* BEGIN Supplied information *
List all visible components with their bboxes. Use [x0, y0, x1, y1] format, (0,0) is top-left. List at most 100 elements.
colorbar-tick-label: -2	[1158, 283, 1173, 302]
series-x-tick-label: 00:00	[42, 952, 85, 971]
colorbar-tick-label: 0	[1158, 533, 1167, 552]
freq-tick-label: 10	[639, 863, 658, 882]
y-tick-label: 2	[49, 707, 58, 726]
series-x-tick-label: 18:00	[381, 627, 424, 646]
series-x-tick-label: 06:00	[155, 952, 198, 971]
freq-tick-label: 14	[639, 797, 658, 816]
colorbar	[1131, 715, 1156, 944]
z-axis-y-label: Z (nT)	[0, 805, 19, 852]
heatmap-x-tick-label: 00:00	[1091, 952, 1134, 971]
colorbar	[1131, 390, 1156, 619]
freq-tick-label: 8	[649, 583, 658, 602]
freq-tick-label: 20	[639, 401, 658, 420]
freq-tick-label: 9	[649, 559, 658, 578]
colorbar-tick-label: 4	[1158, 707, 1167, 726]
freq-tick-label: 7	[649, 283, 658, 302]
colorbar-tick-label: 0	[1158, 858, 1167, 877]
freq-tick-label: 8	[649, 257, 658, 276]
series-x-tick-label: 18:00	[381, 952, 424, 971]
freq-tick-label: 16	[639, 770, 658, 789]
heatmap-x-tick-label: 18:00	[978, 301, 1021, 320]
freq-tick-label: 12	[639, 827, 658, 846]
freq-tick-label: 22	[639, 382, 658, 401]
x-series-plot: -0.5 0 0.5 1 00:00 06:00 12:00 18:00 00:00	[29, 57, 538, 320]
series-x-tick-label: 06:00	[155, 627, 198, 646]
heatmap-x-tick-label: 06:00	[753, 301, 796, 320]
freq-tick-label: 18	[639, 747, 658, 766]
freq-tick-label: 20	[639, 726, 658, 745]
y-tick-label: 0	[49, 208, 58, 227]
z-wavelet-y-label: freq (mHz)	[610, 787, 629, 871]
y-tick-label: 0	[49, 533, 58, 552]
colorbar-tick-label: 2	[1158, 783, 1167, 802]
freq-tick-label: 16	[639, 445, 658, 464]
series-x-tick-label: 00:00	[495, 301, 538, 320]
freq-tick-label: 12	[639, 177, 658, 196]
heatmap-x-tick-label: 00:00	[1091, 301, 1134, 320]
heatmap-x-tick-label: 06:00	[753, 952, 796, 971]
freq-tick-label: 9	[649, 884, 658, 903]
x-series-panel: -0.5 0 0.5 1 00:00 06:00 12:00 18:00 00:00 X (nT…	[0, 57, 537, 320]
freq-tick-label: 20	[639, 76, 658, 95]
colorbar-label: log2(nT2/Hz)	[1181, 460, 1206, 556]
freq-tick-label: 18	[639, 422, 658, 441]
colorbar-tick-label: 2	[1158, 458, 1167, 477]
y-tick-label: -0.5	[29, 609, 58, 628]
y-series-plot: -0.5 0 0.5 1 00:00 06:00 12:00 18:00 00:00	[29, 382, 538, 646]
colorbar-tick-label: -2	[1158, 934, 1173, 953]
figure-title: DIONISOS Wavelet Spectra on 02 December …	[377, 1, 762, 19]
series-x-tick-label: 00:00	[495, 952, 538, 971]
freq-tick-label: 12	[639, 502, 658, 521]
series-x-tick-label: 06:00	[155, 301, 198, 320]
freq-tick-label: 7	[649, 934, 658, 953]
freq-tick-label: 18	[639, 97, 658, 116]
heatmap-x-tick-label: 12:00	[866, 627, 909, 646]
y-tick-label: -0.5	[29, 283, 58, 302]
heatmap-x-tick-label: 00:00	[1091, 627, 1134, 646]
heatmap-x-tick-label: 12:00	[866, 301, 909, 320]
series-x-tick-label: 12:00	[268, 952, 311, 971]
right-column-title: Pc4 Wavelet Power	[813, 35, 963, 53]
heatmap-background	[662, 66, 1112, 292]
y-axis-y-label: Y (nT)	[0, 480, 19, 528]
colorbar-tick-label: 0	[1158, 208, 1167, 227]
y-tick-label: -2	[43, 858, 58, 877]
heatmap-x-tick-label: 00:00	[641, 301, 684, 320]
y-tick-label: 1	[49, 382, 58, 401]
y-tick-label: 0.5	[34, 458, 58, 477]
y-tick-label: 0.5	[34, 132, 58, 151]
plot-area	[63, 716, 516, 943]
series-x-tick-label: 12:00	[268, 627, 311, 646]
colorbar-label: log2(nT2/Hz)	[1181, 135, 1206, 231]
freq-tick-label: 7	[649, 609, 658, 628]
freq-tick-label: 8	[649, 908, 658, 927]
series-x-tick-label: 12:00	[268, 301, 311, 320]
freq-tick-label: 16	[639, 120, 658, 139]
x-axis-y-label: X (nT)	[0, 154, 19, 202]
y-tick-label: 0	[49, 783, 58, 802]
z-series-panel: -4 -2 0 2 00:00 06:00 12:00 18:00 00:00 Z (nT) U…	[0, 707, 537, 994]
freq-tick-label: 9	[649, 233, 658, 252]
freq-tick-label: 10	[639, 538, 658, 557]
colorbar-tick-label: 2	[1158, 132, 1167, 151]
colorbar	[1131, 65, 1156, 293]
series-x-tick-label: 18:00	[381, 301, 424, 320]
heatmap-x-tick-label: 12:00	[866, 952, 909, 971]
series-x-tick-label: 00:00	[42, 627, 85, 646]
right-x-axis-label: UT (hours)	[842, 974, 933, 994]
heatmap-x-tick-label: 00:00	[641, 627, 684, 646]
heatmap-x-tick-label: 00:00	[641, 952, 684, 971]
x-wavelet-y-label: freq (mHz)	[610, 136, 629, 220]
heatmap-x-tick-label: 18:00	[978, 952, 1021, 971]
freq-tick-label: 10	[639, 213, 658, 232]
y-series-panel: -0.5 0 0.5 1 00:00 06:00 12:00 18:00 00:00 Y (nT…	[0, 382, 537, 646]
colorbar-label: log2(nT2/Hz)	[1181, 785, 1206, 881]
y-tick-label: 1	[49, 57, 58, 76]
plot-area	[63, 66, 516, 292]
* END Supplied information *
• [Task to complete]:
Reproduce every record above verbatim, line by line, with nothing changed.

• [Solution]:
List all visible components with their bboxes. Use [x0, y0, x1, y1] format, (0,0) is top-left. List at most 100 elements.
colorbar-tick-label: -2	[1158, 283, 1173, 302]
series-x-tick-label: 00:00	[42, 952, 85, 971]
colorbar-tick-label: 0	[1158, 533, 1167, 552]
freq-tick-label: 10	[639, 863, 658, 882]
y-tick-label: 2	[49, 707, 58, 726]
series-x-tick-label: 18:00	[381, 627, 424, 646]
series-x-tick-label: 06:00	[155, 952, 198, 971]
freq-tick-label: 14	[639, 797, 658, 816]
colorbar	[1131, 715, 1156, 944]
z-axis-y-label: Z (nT)	[0, 805, 19, 852]
heatmap-x-tick-label: 00:00	[1091, 952, 1134, 971]
colorbar	[1131, 390, 1156, 619]
freq-tick-label: 8	[649, 583, 658, 602]
freq-tick-label: 20	[639, 401, 658, 420]
freq-tick-label: 9	[649, 559, 658, 578]
colorbar-tick-label: 4	[1158, 707, 1167, 726]
freq-tick-label: 7	[649, 283, 658, 302]
colorbar-tick-label: 0	[1158, 858, 1167, 877]
freq-tick-label: 8	[649, 257, 658, 276]
series-x-tick-label: 18:00	[381, 952, 424, 971]
freq-tick-label: 16	[639, 770, 658, 789]
heatmap-x-tick-label: 18:00	[978, 301, 1021, 320]
freq-tick-label: 12	[639, 827, 658, 846]
freq-tick-label: 22	[639, 382, 658, 401]
x-series-plot: -0.5 0 0.5 1 00:00 06:00 12:00 18:00 00:00	[29, 57, 538, 320]
series-x-tick-label: 06:00	[155, 627, 198, 646]
heatmap-x-tick-label: 06:00	[753, 301, 796, 320]
freq-tick-label: 18	[639, 747, 658, 766]
freq-tick-label: 20	[639, 726, 658, 745]
y-tick-label: 0	[49, 208, 58, 227]
z-wavelet-y-label: freq (mHz)	[610, 787, 629, 871]
y-tick-label: 0	[49, 533, 58, 552]
colorbar-tick-label: 2	[1158, 783, 1167, 802]
freq-tick-label: 16	[639, 445, 658, 464]
series-x-tick-label: 00:00	[495, 301, 538, 320]
freq-tick-label: 12	[639, 177, 658, 196]
heatmap-x-tick-label: 00:00	[1091, 301, 1134, 320]
heatmap-x-tick-label: 06:00	[753, 952, 796, 971]
freq-tick-label: 9	[649, 884, 658, 903]
x-series-panel: -0.5 0 0.5 1 00:00 06:00 12:00 18:00 00:00 X (nT…	[0, 57, 537, 320]
freq-tick-label: 20	[639, 76, 658, 95]
colorbar-label: log2(nT2/Hz)	[1181, 460, 1206, 556]
freq-tick-label: 18	[639, 422, 658, 441]
colorbar-tick-label: 2	[1158, 458, 1167, 477]
y-tick-label: -0.5	[29, 609, 58, 628]
y-series-plot: -0.5 0 0.5 1 00:00 06:00 12:00 18:00 00:00	[29, 382, 538, 646]
colorbar-tick-label: -2	[1158, 934, 1173, 953]
figure-title: DIONISOS Wavelet Spectra on 02 December …	[377, 1, 762, 19]
series-x-tick-label: 00:00	[495, 952, 538, 971]
freq-tick-label: 12	[639, 502, 658, 521]
series-x-tick-label: 06:00	[155, 301, 198, 320]
freq-tick-label: 7	[649, 934, 658, 953]
freq-tick-label: 18	[639, 97, 658, 116]
heatmap-x-tick-label: 12:00	[866, 627, 909, 646]
y-tick-label: -0.5	[29, 283, 58, 302]
heatmap-x-tick-label: 00:00	[1091, 627, 1134, 646]
heatmap-x-tick-label: 12:00	[866, 301, 909, 320]
series-x-tick-label: 12:00	[268, 952, 311, 971]
right-column-title: Pc4 Wavelet Power	[813, 35, 963, 53]
heatmap-background	[662, 66, 1112, 292]
y-axis-y-label: Y (nT)	[0, 480, 19, 528]
colorbar-tick-label: 0	[1158, 208, 1167, 227]
y-tick-label: -2	[43, 858, 58, 877]
heatmap-x-tick-label: 00:00	[641, 301, 684, 320]
y-tick-label: 1	[49, 382, 58, 401]
y-tick-label: 0.5	[34, 458, 58, 477]
y-tick-label: 0.5	[34, 132, 58, 151]
plot-area	[63, 716, 516, 943]
series-x-tick-label: 12:00	[268, 627, 311, 646]
colorbar-label: log2(nT2/Hz)	[1181, 135, 1206, 231]
freq-tick-label: 7	[649, 609, 658, 628]
freq-tick-label: 8	[649, 908, 658, 927]
series-x-tick-label: 12:00	[268, 301, 311, 320]
freq-tick-label: 16	[639, 120, 658, 139]
x-axis-y-label: X (nT)	[0, 154, 19, 202]
y-tick-label: 0	[49, 783, 58, 802]
z-series-panel: -4 -2 0 2 00:00 06:00 12:00 18:00 00:00 Z (nT) U…	[0, 707, 537, 994]
freq-tick-label: 9	[649, 233, 658, 252]
freq-tick-label: 10	[639, 538, 658, 557]
colorbar-tick-label: 2	[1158, 132, 1167, 151]
colorbar	[1131, 65, 1156, 293]
series-x-tick-label: 18:00	[381, 301, 424, 320]
heatmap-x-tick-label: 12:00	[866, 952, 909, 971]
series-x-tick-label: 00:00	[42, 627, 85, 646]
right-x-axis-label: UT (hours)	[842, 974, 933, 994]
heatmap-x-tick-label: 00:00	[641, 627, 684, 646]
heatmap-x-tick-label: 00:00	[641, 952, 684, 971]
x-wavelet-y-label: freq (mHz)	[610, 136, 629, 220]
heatmap-x-tick-label: 18:00	[978, 952, 1021, 971]
freq-tick-label: 10	[639, 213, 658, 232]
y-series-panel: -0.5 0 0.5 1 00:00 06:00 12:00 18:00 00:00 Y (nT…	[0, 382, 537, 646]
colorbar-label: log2(nT2/Hz)	[1181, 785, 1206, 881]
y-tick-label: 1	[49, 57, 58, 76]
plot-area	[63, 66, 516, 292]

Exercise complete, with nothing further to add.